- Your instructions:
Rewrite all of the lines below as a numbered list, skipping any blank lines.

- Spatial layout entries:
__________________________________________________

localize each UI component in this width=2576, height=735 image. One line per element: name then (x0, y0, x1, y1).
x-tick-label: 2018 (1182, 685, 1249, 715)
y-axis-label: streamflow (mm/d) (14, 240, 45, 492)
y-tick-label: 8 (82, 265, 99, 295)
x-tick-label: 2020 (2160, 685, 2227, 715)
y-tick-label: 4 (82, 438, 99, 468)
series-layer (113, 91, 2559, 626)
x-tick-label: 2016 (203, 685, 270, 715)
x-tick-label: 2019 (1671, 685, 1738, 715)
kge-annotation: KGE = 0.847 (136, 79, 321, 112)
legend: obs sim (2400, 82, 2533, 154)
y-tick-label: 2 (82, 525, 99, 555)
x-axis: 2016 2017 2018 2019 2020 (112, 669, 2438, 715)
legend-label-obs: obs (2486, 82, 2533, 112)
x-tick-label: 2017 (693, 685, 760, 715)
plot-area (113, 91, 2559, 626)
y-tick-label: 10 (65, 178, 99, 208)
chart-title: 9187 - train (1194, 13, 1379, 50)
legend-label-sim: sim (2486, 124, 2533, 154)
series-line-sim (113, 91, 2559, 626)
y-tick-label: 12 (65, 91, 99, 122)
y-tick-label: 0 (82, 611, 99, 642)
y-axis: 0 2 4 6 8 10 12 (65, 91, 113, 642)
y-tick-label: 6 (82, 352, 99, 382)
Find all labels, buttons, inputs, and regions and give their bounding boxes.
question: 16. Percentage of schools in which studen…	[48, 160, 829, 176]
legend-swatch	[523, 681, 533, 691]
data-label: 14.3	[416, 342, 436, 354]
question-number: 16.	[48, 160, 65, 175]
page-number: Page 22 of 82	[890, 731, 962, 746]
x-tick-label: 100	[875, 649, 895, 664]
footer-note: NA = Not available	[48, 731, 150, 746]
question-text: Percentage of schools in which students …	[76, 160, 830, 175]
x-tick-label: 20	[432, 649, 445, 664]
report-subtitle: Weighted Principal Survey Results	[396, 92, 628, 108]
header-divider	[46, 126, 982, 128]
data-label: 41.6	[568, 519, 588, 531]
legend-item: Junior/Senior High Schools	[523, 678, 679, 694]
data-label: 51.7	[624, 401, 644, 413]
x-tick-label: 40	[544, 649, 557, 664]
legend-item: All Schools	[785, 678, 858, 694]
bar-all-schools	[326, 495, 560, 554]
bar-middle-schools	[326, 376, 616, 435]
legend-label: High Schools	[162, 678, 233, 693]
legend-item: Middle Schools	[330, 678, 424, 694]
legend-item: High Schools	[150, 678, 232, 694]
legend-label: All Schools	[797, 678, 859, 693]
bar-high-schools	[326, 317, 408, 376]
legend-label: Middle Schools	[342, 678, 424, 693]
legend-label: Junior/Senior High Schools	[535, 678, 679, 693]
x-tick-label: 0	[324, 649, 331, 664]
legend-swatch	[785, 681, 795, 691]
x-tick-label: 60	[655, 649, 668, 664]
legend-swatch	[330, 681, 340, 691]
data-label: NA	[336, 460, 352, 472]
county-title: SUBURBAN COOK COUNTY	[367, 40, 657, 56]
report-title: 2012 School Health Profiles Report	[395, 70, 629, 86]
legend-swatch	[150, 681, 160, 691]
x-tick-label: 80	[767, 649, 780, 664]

__________________________________________________

- Task answer:
1. localize each UI component in this width=2576, height=735 image. One line per element: name then (x0, y0, x1, y1).
2. x-tick-label: 2018 (1182, 685, 1249, 715)
3. y-axis-label: streamflow (mm/d) (14, 240, 45, 492)
4. y-tick-label: 8 (82, 265, 99, 295)
5. x-tick-label: 2020 (2160, 685, 2227, 715)
6. y-tick-label: 4 (82, 438, 99, 468)
7. series-layer (113, 91, 2559, 626)
8. x-tick-label: 2016 (203, 685, 270, 715)
9. x-tick-label: 2019 (1671, 685, 1738, 715)
10. kge-annotation: KGE = 0.847 (136, 79, 321, 112)
11. legend: obs sim (2400, 82, 2533, 154)
12. y-tick-label: 2 (82, 525, 99, 555)
13. x-axis: 2016 2017 2018 2019 2020 (112, 669, 2438, 715)
14. legend-label-obs: obs (2486, 82, 2533, 112)
15. x-tick-label: 2017 (693, 685, 760, 715)
16. plot-area (113, 91, 2559, 626)
17. y-tick-label: 10 (65, 178, 99, 208)
18. chart-title: 9187 - train (1194, 13, 1379, 50)
19. legend-label-sim: sim (2486, 124, 2533, 154)
20. series-line-sim (113, 91, 2559, 626)
21. y-tick-label: 12 (65, 91, 99, 122)
22. y-tick-label: 0 (82, 611, 99, 642)
23. y-axis: 0 2 4 6 8 10 12 (65, 91, 113, 642)
24. y-tick-label: 6 (82, 352, 99, 382)
25. Find all labels, buttons, inputs, and regions and give their bounding boxes.
26. question: 16. Percentage of schools in which studen…	[48, 160, 829, 176]
27. legend-swatch	[523, 681, 533, 691]
28. data-label: 14.3	[416, 342, 436, 354]
29. question-number: 16.	[48, 160, 65, 175]
30. page-number: Page 22 of 82	[890, 731, 962, 746]
31. x-tick-label: 100	[875, 649, 895, 664]
32. footer-note: NA = Not available	[48, 731, 150, 746]
33. question-text: Percentage of schools in which students …	[76, 160, 830, 175]
34. x-tick-label: 20	[432, 649, 445, 664]
35. report-subtitle: Weighted Principal Survey Results	[396, 92, 628, 108]
36. header-divider	[46, 126, 982, 128]
37. data-label: 41.6	[568, 519, 588, 531]
38. legend-item: Junior/Senior High Schools	[523, 678, 679, 694]
39. data-label: 51.7	[624, 401, 644, 413]
40. x-tick-label: 40	[544, 649, 557, 664]
41. legend-item: All Schools	[785, 678, 858, 694]
42. bar-all-schools	[326, 495, 560, 554]
43. bar-middle-schools	[326, 376, 616, 435]
44. legend-label: High Schools	[162, 678, 233, 693]
45. legend-item: Middle Schools	[330, 678, 424, 694]
46. legend-item: High Schools	[150, 678, 232, 694]
47. legend-label: All Schools	[797, 678, 859, 693]
48. bar-high-schools	[326, 317, 408, 376]
49. legend-label: Middle Schools	[342, 678, 424, 693]
50. legend-label: Junior/Senior High Schools	[535, 678, 679, 693]
51. x-tick-label: 0	[324, 649, 331, 664]
52. legend-swatch	[785, 681, 795, 691]
53. x-tick-label: 60	[655, 649, 668, 664]
54. legend-swatch	[330, 681, 340, 691]
55. data-label: NA	[336, 460, 352, 472]
56. county-title: SUBURBAN COOK COUNTY	[367, 40, 657, 56]
57. report-title: 2012 School Health Profiles Report	[395, 70, 629, 86]
58. legend-swatch	[150, 681, 160, 691]
59. x-tick-label: 80	[767, 649, 780, 664]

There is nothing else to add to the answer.